__WORK INSTRUCTIONS__
Copy the data exactly as it appears, and do not include any pictures.

__Figure contents as structured data__
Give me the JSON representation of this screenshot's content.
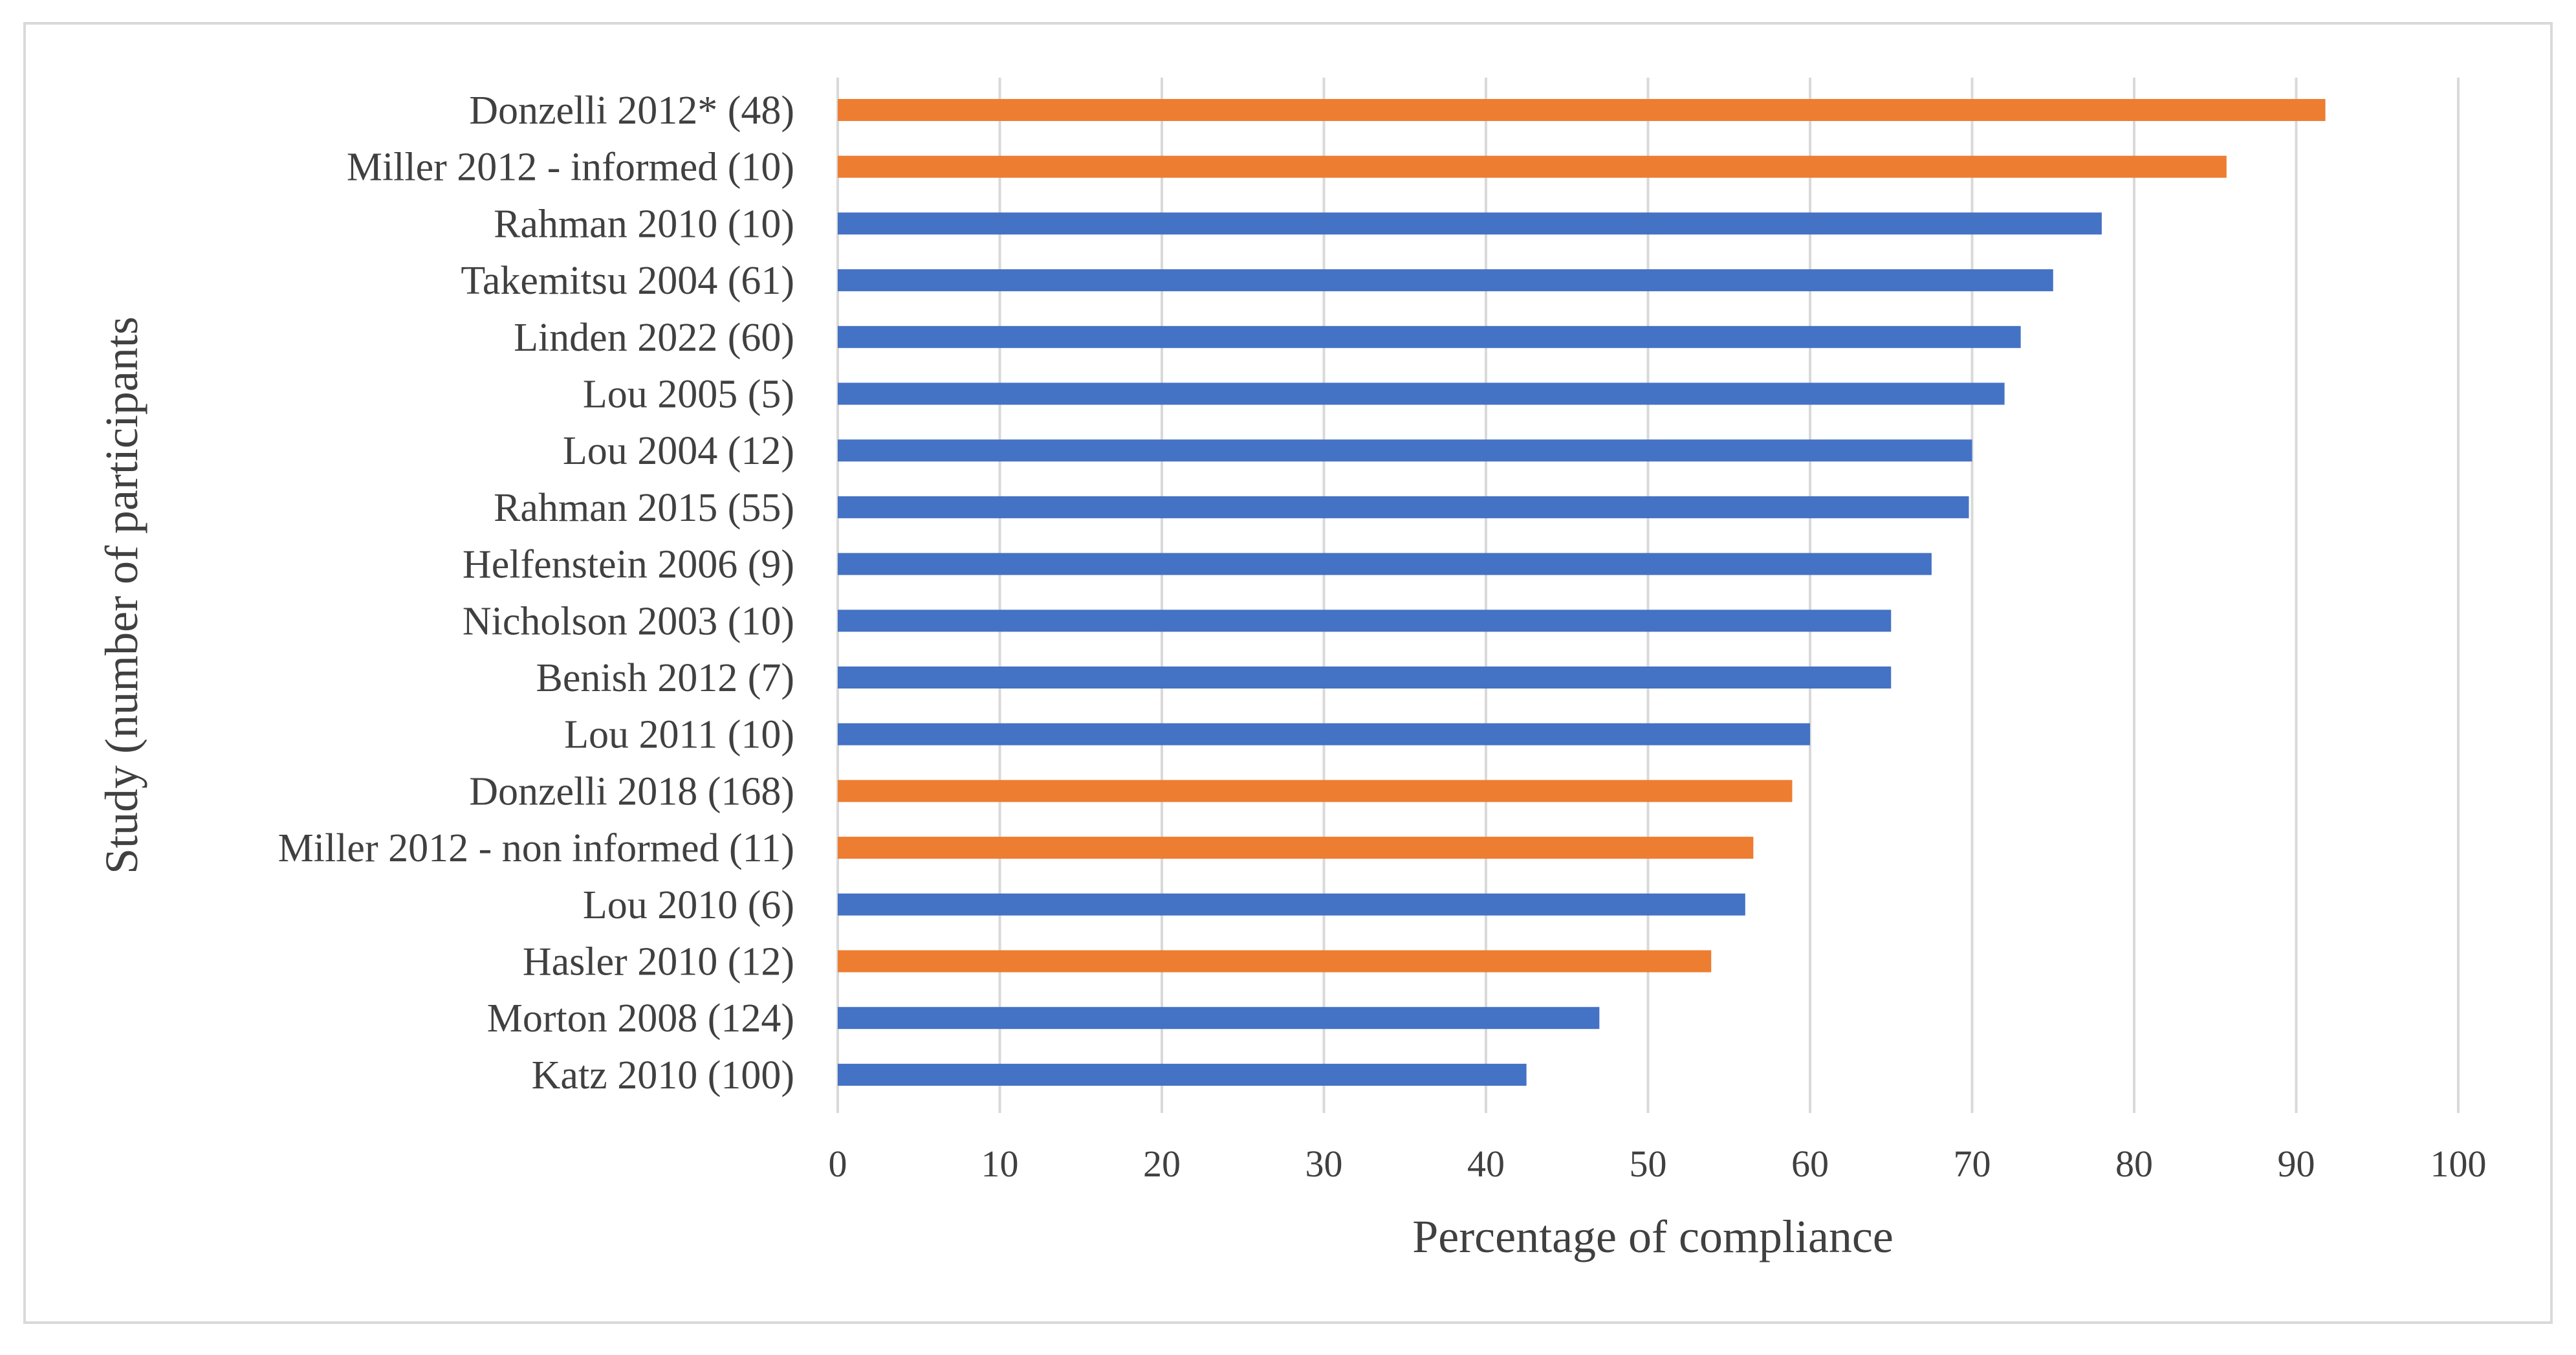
{
  "chart_data": {
    "type": "bar",
    "orientation": "horizontal",
    "title": "",
    "xlabel": "Percentage of compliance",
    "ylabel": "Study (number of participants",
    "xlim": [
      0,
      100
    ],
    "xticks": [
      0,
      10,
      20,
      30,
      40,
      50,
      60,
      70,
      80,
      90,
      100
    ],
    "grid": true,
    "legend": "none",
    "colors": {
      "blue": "#4472c4",
      "orange": "#ed7d31"
    },
    "categories": [
      "Donzelli 2012* (48)",
      "Miller 2012 - informed (10)",
      "Rahman 2010 (10)",
      "Takemitsu 2004 (61)",
      "Linden 2022 (60)",
      "Lou 2005 (5)",
      "Lou 2004 (12)",
      "Rahman 2015 (55)",
      "Helfenstein 2006 (9)",
      "Nicholson 2003 (10)",
      "Benish 2012 (7)",
      "Lou 2011 (10)",
      "Donzelli 2018 (168)",
      "Miller 2012 - non informed (11)",
      "Lou 2010 (6)",
      "Hasler 2010 (12)",
      "Morton 2008 (124)",
      "Katz 2010 (100)"
    ],
    "values": [
      91.8,
      85.7,
      78,
      75,
      73,
      72,
      70,
      69.8,
      67.5,
      65,
      65,
      60,
      58.9,
      56.5,
      56,
      53.9,
      47,
      42.5
    ],
    "bar_colors": [
      "orange",
      "orange",
      "blue",
      "blue",
      "blue",
      "blue",
      "blue",
      "blue",
      "blue",
      "blue",
      "blue",
      "blue",
      "orange",
      "orange",
      "blue",
      "orange",
      "blue",
      "blue"
    ]
  }
}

__TASK OUTPUT__
Give me the JSON representation of this screenshot's content.
{
  "chart_data": {
    "type": "bar",
    "orientation": "horizontal",
    "title": "",
    "xlabel": "Percentage of compliance",
    "ylabel": "Study (number of participants",
    "xlim": [
      0,
      100
    ],
    "xticks": [
      0,
      10,
      20,
      30,
      40,
      50,
      60,
      70,
      80,
      90,
      100
    ],
    "grid": true,
    "legend": "none",
    "colors": {
      "blue": "#4472c4",
      "orange": "#ed7d31"
    },
    "categories": [
      "Donzelli 2012* (48)",
      "Miller 2012 - informed (10)",
      "Rahman 2010 (10)",
      "Takemitsu 2004 (61)",
      "Linden 2022 (60)",
      "Lou 2005 (5)",
      "Lou 2004 (12)",
      "Rahman 2015 (55)",
      "Helfenstein 2006 (9)",
      "Nicholson 2003 (10)",
      "Benish 2012 (7)",
      "Lou 2011 (10)",
      "Donzelli 2018 (168)",
      "Miller 2012 - non informed (11)",
      "Lou 2010 (6)",
      "Hasler 2010 (12)",
      "Morton 2008 (124)",
      "Katz 2010 (100)"
    ],
    "values": [
      91.8,
      85.7,
      78,
      75,
      73,
      72,
      70,
      69.8,
      67.5,
      65,
      65,
      60,
      58.9,
      56.5,
      56,
      53.9,
      47,
      42.5
    ],
    "bar_colors": [
      "orange",
      "orange",
      "blue",
      "blue",
      "blue",
      "blue",
      "blue",
      "blue",
      "blue",
      "blue",
      "blue",
      "blue",
      "orange",
      "orange",
      "blue",
      "orange",
      "blue",
      "blue"
    ]
  }
}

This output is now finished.